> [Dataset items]

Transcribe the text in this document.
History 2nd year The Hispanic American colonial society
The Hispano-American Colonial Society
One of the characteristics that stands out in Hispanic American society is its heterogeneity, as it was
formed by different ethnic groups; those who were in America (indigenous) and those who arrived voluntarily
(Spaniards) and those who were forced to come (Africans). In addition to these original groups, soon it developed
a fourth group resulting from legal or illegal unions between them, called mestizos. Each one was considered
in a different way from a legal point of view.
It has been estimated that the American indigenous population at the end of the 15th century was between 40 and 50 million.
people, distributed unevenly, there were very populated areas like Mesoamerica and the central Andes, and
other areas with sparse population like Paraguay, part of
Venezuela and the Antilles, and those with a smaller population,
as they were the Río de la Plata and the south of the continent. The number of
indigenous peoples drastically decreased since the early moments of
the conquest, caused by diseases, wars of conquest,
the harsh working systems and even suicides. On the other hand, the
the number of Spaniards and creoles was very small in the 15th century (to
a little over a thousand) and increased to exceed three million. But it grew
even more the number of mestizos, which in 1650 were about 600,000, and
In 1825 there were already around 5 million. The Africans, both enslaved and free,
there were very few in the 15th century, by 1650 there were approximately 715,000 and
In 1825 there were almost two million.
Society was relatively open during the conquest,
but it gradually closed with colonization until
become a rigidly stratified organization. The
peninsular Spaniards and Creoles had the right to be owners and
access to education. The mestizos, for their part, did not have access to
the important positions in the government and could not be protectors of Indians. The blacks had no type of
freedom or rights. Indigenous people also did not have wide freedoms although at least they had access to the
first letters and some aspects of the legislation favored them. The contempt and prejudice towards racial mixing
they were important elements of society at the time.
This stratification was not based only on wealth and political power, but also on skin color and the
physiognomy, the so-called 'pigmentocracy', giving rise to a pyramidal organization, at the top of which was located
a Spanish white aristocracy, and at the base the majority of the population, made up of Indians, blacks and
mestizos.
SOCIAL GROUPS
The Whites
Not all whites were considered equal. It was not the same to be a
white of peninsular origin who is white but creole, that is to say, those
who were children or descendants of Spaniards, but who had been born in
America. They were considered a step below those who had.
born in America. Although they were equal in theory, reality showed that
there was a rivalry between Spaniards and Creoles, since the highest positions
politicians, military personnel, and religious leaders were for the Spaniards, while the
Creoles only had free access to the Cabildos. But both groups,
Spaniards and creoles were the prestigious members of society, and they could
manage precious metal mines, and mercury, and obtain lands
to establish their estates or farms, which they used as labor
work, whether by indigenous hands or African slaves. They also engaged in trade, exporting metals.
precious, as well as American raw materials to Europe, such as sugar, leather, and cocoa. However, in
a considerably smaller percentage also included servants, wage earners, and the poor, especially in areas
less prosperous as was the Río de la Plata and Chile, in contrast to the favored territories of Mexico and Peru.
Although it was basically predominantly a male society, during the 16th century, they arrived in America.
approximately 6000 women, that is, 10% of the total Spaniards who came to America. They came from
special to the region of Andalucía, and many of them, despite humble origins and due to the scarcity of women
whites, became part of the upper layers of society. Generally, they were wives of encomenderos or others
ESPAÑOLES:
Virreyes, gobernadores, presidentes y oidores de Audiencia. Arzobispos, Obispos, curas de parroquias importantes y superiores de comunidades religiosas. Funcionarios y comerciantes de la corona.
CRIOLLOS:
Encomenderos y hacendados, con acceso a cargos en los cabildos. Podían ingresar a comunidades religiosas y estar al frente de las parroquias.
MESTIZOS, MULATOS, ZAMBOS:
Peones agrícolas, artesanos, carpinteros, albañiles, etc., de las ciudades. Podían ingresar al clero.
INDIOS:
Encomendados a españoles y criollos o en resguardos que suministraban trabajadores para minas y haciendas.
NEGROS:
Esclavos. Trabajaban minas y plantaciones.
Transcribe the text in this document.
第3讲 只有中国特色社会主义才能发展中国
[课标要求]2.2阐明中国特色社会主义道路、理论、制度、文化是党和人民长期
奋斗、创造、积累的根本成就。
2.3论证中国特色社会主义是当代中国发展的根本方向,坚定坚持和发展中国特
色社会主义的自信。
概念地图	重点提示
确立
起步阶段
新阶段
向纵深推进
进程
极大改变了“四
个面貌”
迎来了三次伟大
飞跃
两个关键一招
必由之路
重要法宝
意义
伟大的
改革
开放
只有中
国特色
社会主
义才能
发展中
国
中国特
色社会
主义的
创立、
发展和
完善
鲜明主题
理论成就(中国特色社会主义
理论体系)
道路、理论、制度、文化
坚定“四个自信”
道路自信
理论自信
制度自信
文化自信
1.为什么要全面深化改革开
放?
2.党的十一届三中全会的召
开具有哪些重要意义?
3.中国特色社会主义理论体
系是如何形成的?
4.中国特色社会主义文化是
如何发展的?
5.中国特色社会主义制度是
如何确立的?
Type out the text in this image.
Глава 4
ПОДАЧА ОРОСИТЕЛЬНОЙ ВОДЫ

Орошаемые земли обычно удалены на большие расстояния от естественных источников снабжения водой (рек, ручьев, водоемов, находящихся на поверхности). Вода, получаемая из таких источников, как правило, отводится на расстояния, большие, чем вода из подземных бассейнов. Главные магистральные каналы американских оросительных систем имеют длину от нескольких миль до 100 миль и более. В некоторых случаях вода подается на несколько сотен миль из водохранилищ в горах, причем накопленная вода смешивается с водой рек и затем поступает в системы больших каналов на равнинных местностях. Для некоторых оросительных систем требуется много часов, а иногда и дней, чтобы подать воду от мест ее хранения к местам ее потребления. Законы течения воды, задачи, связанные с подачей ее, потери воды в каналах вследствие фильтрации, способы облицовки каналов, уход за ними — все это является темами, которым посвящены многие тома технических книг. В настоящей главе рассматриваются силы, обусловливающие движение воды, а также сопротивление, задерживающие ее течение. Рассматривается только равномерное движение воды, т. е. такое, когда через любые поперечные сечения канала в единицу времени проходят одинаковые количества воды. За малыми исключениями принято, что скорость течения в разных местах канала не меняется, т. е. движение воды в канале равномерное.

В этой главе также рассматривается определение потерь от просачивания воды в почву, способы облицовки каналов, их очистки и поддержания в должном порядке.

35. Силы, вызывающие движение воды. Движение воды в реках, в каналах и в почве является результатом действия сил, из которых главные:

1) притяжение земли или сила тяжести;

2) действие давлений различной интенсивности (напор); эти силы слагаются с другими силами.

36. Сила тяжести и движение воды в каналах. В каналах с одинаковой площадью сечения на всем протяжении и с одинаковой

> [GIVEN EXERCISE] Pull out each line of the records holding the string "Hispanic".

> [TASK SOLUTION]
History 2nd year The Hispanic American colonial society
One of the characteristics that stands out in Hispanic American society is its heterogeneity, as it was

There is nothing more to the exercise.